(THE INPUT):
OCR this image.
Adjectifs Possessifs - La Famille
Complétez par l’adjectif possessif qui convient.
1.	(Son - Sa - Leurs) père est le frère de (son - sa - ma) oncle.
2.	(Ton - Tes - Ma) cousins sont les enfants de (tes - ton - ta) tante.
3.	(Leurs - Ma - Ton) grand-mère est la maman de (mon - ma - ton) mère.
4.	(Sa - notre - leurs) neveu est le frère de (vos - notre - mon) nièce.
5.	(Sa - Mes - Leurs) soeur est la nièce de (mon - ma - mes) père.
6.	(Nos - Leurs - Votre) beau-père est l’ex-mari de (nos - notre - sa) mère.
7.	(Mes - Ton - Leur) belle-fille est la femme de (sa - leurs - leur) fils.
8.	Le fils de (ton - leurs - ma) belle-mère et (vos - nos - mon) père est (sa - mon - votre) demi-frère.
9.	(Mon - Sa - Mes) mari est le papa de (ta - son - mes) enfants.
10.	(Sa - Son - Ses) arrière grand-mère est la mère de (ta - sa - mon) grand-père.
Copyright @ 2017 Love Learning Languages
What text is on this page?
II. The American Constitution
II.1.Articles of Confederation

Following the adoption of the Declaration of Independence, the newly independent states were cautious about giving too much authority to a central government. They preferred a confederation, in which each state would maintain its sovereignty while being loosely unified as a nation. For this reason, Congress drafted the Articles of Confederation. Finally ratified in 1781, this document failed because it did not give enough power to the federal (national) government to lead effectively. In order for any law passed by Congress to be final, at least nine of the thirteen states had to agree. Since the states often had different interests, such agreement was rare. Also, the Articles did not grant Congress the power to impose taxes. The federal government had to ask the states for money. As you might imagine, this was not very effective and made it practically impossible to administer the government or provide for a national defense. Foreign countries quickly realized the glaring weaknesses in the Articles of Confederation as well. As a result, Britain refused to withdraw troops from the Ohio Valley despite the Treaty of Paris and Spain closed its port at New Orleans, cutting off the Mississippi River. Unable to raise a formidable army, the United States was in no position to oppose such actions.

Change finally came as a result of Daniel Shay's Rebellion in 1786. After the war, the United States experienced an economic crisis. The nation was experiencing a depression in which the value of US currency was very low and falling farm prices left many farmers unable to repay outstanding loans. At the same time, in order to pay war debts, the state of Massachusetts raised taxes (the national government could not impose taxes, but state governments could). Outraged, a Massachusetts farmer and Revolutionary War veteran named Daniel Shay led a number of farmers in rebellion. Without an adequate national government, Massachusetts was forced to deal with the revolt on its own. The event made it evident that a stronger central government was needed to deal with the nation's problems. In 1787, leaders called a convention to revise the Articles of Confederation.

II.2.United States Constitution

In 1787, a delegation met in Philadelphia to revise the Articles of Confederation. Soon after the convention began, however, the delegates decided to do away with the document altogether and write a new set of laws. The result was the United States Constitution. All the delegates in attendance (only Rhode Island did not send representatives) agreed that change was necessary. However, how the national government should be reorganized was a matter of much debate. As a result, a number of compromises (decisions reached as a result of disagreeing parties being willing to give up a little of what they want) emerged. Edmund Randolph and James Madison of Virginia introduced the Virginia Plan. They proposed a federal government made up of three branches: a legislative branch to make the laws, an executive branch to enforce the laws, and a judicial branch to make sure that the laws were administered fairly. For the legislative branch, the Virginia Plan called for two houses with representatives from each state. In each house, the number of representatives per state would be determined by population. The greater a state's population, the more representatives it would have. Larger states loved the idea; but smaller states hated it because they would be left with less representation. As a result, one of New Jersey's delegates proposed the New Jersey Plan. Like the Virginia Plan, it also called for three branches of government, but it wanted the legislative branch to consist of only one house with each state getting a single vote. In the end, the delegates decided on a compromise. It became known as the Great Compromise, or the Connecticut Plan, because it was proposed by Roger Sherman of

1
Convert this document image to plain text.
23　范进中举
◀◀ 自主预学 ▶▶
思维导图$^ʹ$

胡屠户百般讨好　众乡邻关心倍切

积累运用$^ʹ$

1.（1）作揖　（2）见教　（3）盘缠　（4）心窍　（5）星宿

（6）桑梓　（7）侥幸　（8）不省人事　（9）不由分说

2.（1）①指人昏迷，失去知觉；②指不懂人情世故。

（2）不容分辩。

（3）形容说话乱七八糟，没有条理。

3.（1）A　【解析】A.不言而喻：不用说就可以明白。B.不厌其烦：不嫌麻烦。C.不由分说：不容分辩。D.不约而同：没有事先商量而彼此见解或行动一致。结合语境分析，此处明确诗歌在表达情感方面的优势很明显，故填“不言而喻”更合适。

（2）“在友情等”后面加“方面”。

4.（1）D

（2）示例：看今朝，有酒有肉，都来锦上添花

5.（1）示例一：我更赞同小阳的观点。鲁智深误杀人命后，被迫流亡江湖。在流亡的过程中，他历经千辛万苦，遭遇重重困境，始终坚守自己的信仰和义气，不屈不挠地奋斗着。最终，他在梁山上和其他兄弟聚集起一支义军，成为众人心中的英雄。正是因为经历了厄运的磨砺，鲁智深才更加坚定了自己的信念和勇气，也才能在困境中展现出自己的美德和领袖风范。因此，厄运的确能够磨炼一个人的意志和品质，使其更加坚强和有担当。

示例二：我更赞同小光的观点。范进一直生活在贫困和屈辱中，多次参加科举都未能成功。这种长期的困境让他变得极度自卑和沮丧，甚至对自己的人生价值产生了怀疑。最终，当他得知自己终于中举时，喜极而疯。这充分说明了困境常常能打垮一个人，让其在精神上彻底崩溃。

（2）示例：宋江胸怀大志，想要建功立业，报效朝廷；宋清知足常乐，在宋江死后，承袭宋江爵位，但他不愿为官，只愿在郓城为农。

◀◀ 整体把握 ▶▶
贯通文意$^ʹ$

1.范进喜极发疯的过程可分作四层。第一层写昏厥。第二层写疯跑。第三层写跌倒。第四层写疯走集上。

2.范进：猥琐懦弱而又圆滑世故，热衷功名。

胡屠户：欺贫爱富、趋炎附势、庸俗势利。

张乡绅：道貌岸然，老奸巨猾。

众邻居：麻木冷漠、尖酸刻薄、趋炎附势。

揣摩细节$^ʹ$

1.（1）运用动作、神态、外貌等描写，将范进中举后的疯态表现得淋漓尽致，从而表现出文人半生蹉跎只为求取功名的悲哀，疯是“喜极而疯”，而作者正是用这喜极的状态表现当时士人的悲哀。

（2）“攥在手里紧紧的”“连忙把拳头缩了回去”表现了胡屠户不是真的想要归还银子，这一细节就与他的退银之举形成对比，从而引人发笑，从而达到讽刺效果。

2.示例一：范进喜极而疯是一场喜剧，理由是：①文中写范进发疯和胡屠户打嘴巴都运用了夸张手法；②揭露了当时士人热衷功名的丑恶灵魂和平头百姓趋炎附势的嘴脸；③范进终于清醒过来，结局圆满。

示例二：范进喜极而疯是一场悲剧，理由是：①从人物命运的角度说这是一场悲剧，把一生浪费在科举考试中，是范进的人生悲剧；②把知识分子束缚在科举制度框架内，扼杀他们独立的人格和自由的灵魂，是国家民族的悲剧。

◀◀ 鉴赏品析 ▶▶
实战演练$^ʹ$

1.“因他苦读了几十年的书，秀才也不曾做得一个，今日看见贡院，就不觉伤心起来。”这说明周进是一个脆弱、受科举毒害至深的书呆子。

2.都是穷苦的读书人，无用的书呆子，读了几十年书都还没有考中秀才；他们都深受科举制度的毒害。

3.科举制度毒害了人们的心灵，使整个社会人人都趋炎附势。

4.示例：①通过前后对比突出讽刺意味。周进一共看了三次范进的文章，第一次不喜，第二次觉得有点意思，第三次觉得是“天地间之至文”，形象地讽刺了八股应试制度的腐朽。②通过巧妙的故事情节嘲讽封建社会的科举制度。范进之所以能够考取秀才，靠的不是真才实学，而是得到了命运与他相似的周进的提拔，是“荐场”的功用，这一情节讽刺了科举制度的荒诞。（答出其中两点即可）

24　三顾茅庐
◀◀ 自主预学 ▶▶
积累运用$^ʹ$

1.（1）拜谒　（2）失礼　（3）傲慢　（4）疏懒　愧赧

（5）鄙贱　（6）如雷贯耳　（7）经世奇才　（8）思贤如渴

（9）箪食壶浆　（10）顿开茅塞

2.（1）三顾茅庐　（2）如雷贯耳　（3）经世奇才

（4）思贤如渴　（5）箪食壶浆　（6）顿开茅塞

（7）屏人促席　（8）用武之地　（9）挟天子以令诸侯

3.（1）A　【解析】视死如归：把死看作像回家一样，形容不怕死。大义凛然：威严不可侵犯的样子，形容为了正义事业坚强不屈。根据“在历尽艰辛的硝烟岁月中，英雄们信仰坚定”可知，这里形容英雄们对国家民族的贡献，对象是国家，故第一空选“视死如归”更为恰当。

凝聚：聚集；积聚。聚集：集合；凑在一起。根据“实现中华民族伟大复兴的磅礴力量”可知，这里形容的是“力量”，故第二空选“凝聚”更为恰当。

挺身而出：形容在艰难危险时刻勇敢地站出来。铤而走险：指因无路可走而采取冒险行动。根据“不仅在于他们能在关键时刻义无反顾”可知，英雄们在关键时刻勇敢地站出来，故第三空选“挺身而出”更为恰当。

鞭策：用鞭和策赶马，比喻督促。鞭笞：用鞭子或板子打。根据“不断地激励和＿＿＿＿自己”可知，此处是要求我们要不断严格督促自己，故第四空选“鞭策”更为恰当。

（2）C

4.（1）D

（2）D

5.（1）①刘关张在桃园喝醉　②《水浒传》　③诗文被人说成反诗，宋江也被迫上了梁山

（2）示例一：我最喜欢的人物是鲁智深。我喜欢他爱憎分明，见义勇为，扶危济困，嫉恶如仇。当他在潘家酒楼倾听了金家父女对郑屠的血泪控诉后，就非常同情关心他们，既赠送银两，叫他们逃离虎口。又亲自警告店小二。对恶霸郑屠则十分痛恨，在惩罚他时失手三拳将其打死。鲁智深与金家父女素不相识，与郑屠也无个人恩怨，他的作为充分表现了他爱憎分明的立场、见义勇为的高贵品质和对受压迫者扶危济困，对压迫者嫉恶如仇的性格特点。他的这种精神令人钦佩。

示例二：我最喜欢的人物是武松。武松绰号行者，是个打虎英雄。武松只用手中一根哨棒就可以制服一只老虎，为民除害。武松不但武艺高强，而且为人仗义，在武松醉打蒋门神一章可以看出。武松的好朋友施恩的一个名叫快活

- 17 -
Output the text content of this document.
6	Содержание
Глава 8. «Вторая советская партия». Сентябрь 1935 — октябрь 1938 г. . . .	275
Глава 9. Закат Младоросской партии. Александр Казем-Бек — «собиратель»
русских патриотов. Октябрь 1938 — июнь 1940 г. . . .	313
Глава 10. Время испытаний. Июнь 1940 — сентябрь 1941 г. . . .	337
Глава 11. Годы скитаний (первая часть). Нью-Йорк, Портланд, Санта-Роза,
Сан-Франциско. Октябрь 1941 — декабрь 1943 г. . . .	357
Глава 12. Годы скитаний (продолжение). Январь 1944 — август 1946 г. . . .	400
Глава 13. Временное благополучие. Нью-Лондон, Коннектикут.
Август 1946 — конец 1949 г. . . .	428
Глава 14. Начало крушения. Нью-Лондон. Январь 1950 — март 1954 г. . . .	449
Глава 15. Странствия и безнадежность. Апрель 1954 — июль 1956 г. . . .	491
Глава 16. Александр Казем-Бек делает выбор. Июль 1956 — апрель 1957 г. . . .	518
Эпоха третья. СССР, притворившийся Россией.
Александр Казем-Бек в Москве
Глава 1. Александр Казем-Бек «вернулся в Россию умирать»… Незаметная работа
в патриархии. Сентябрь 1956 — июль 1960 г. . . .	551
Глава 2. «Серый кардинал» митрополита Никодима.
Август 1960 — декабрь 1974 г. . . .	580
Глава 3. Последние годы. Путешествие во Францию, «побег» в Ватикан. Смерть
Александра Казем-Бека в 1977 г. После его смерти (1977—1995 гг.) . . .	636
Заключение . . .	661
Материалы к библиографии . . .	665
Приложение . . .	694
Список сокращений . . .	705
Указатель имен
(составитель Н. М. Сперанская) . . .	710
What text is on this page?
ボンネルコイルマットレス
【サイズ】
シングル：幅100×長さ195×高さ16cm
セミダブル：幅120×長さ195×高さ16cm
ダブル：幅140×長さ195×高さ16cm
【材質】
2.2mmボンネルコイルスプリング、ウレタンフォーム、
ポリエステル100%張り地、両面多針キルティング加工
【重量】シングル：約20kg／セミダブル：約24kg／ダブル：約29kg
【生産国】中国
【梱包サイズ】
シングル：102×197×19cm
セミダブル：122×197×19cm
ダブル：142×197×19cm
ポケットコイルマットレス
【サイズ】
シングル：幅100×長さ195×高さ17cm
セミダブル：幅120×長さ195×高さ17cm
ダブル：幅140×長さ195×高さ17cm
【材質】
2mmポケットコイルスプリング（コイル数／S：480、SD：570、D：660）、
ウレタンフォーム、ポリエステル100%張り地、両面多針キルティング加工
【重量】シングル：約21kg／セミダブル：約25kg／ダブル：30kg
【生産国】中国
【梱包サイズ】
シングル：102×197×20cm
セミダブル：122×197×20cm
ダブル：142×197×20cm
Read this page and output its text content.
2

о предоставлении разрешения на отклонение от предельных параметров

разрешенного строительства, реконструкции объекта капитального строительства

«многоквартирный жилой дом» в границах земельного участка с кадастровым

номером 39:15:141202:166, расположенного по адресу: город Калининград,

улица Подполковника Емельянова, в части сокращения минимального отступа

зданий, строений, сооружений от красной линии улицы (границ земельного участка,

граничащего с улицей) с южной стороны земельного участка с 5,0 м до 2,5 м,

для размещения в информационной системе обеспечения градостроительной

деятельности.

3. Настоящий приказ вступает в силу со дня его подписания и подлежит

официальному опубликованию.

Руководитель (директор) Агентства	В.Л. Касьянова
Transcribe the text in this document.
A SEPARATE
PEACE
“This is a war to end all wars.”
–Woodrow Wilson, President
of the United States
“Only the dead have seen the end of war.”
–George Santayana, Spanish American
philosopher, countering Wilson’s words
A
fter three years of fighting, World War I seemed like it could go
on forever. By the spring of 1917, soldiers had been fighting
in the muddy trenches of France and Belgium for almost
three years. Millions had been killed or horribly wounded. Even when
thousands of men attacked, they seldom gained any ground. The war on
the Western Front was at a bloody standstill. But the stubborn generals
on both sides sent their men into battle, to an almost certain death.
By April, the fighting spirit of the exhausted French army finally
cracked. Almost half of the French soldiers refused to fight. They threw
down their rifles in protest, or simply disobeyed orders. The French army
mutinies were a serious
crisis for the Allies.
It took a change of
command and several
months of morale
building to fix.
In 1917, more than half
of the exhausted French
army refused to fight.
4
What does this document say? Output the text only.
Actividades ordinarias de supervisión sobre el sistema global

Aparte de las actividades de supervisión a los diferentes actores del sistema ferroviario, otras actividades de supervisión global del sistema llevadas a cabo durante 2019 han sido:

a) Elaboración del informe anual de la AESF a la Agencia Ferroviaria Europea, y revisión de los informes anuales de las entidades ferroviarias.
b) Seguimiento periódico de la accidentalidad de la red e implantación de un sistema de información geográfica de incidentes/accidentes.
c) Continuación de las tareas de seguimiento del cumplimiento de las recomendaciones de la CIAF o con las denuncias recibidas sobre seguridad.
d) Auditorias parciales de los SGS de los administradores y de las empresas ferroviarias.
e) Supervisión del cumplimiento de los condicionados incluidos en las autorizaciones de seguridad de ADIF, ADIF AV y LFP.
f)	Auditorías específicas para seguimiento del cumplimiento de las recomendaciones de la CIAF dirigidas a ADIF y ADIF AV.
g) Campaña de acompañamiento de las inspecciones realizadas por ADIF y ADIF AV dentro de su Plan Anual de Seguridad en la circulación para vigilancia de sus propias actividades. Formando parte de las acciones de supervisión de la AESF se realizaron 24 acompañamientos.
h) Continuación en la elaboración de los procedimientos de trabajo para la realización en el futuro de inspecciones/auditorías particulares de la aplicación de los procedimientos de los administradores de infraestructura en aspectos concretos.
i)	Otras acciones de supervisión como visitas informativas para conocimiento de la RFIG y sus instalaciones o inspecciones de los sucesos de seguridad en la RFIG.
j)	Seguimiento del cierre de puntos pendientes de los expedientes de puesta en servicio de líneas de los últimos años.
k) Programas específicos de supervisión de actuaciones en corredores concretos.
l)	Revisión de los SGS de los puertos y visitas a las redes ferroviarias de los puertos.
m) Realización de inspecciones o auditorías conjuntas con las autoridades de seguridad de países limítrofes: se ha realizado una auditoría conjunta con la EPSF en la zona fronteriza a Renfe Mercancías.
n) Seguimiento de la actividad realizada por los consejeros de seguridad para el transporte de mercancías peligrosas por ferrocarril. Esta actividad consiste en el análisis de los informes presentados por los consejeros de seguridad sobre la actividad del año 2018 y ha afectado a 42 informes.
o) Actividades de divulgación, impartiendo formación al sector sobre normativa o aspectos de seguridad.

(TASK TO CARRY OUT):
Identify each line in the entries with the word "recomendaciones" and copy it.

(TASK RESPONSE):
c) Continuación de las tareas de seguimiento del cumplimiento de las recomendaciones de la CIAF o con las denuncias recibidas sobre seguridad.
f)	Auditorías específicas para seguimiento del cumplimiento de las recomendaciones de la CIAF dirigidas a ADIF y ADIF AV.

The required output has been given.